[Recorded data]
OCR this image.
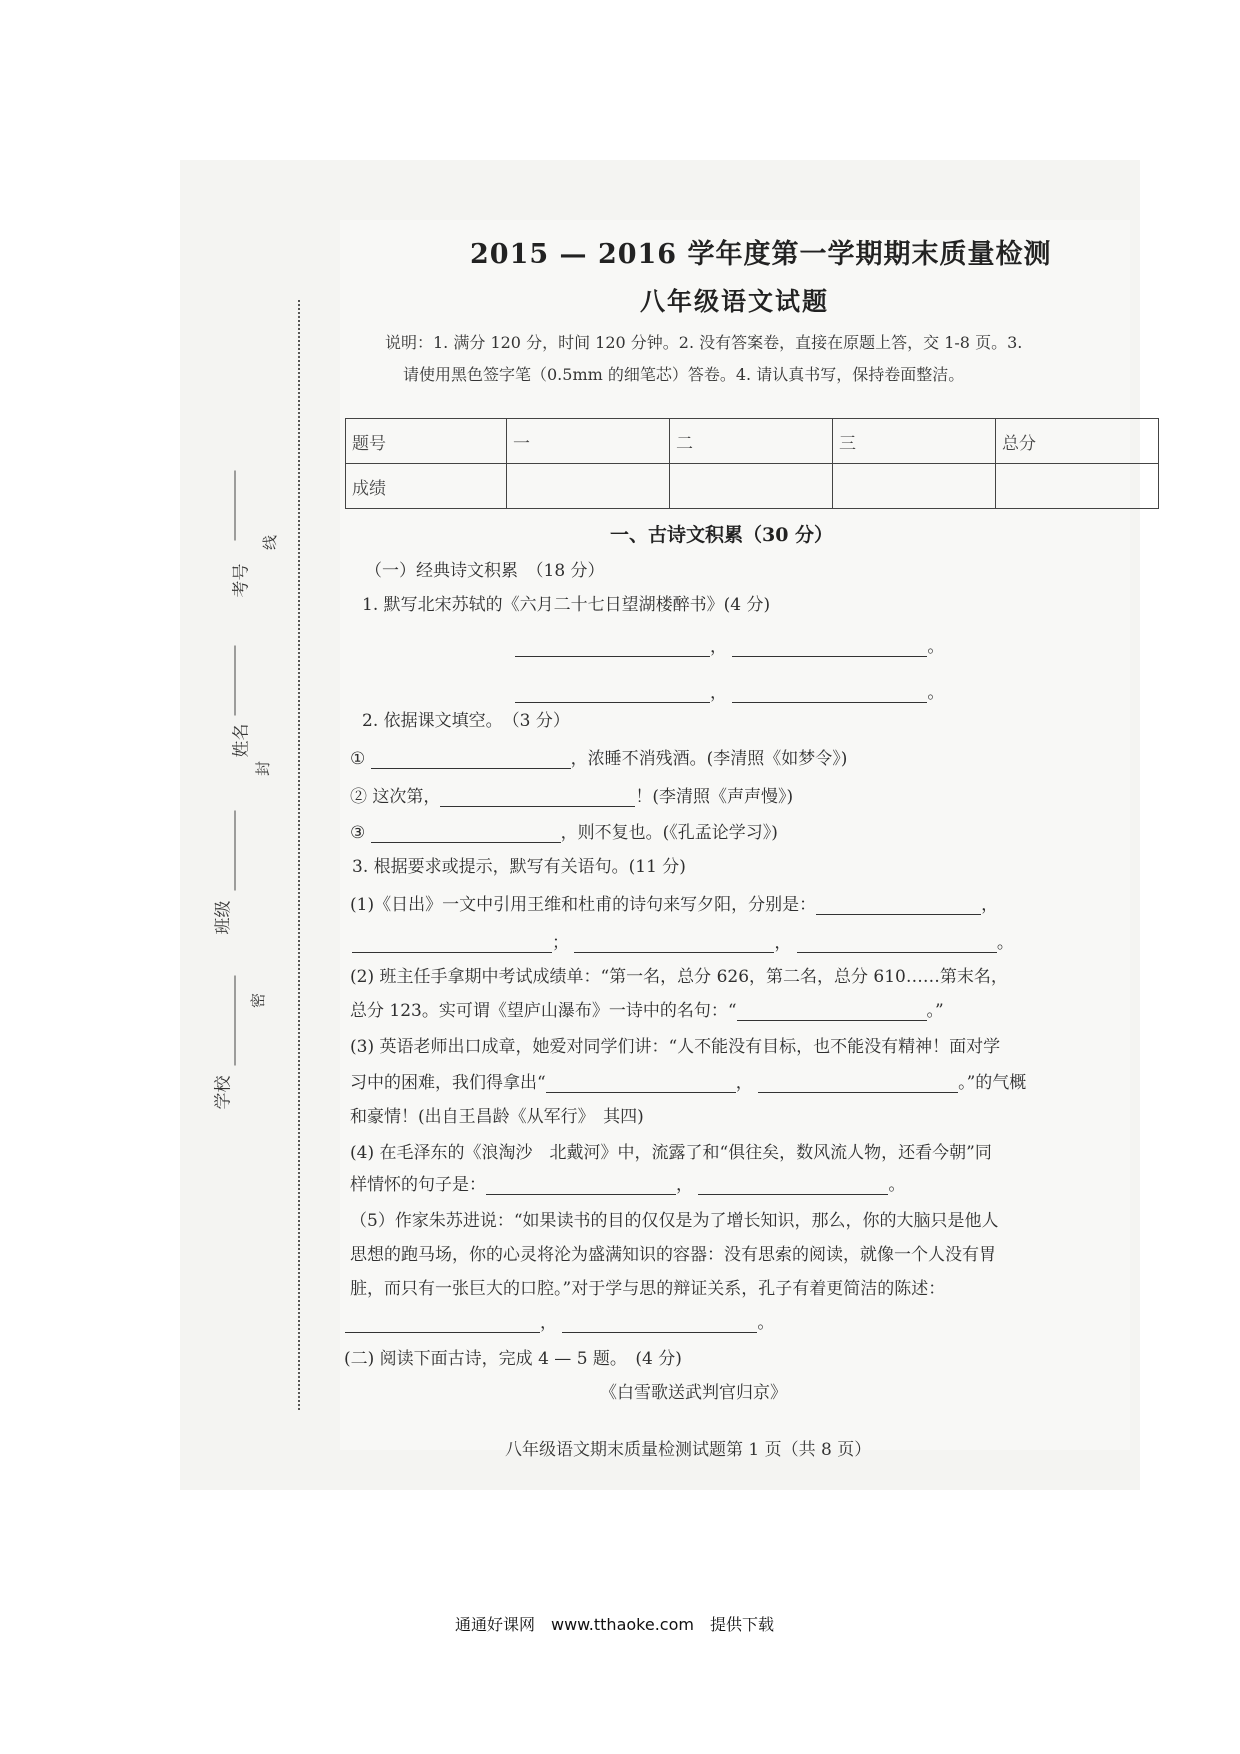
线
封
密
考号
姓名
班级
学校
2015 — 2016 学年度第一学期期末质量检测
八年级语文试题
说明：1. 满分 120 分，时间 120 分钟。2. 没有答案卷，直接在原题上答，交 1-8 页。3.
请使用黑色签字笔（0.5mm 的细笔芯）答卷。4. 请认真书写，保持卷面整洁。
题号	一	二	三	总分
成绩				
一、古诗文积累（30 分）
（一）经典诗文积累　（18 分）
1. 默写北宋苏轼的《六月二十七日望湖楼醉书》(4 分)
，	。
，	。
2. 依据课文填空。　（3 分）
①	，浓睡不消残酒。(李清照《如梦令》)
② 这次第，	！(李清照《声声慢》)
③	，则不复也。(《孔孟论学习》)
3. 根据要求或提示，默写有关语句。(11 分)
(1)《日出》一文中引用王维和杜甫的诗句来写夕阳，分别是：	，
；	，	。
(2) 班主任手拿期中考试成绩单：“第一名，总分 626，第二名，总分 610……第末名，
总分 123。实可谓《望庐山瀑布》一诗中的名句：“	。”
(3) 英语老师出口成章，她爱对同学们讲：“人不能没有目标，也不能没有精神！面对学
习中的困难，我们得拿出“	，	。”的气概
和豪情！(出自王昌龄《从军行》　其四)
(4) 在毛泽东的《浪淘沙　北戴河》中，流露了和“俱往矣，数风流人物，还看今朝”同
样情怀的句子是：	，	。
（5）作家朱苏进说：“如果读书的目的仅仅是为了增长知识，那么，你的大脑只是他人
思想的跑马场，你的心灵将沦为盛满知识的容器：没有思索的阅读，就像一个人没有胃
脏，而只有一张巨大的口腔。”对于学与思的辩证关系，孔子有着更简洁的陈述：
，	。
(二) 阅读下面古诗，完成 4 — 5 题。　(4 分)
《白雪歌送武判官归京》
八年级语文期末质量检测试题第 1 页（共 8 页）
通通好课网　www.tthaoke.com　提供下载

WRITTEN EXERCISE: Pictures in the records above are left out; print everything else exactly as written.

COMPLETE OUTPUT:
OCR this image.
线
封
密
考号
姓名
班级
学校
2015 — 2016 学年度第一学期期末质量检测
八年级语文试题
说明：1. 满分 120 分，时间 120 分钟。2. 没有答案卷，直接在原题上答，交 1-8 页。3.
请使用黑色签字笔（0.5mm 的细笔芯）答卷。4. 请认真书写，保持卷面整洁。
题号	一	二	三	总分
成绩				
一、古诗文积累（30 分）
（一）经典诗文积累　（18 分）
1. 默写北宋苏轼的《六月二十七日望湖楼醉书》(4 分)
，	。
，	。
2. 依据课文填空。　（3 分）
①	，浓睡不消残酒。(李清照《如梦令》)
② 这次第，	！(李清照《声声慢》)
③	，则不复也。(《孔孟论学习》)
3. 根据要求或提示，默写有关语句。(11 分)
(1)《日出》一文中引用王维和杜甫的诗句来写夕阳，分别是：	，
；	，	。
(2) 班主任手拿期中考试成绩单：“第一名，总分 626，第二名，总分 610……第末名，
总分 123。实可谓《望庐山瀑布》一诗中的名句：“	。”
(3) 英语老师出口成章，她爱对同学们讲：“人不能没有目标，也不能没有精神！面对学
习中的困难，我们得拿出“	，	。”的气概
和豪情！(出自王昌龄《从军行》　其四)
(4) 在毛泽东的《浪淘沙　北戴河》中，流露了和“俱往矣，数风流人物，还看今朝”同
样情怀的句子是：	，	。
（5）作家朱苏进说：“如果读书的目的仅仅是为了增长知识，那么，你的大脑只是他人
思想的跑马场，你的心灵将沦为盛满知识的容器：没有思索的阅读，就像一个人没有胃
脏，而只有一张巨大的口腔。”对于学与思的辩证关系，孔子有着更简洁的陈述：
，	。
(二) 阅读下面古诗，完成 4 — 5 题。　(4 分)
《白雪歌送武判官归京》
八年级语文期末质量检测试题第 1 页（共 8 页）
通通好课网　www.tthaoke.com　提供下载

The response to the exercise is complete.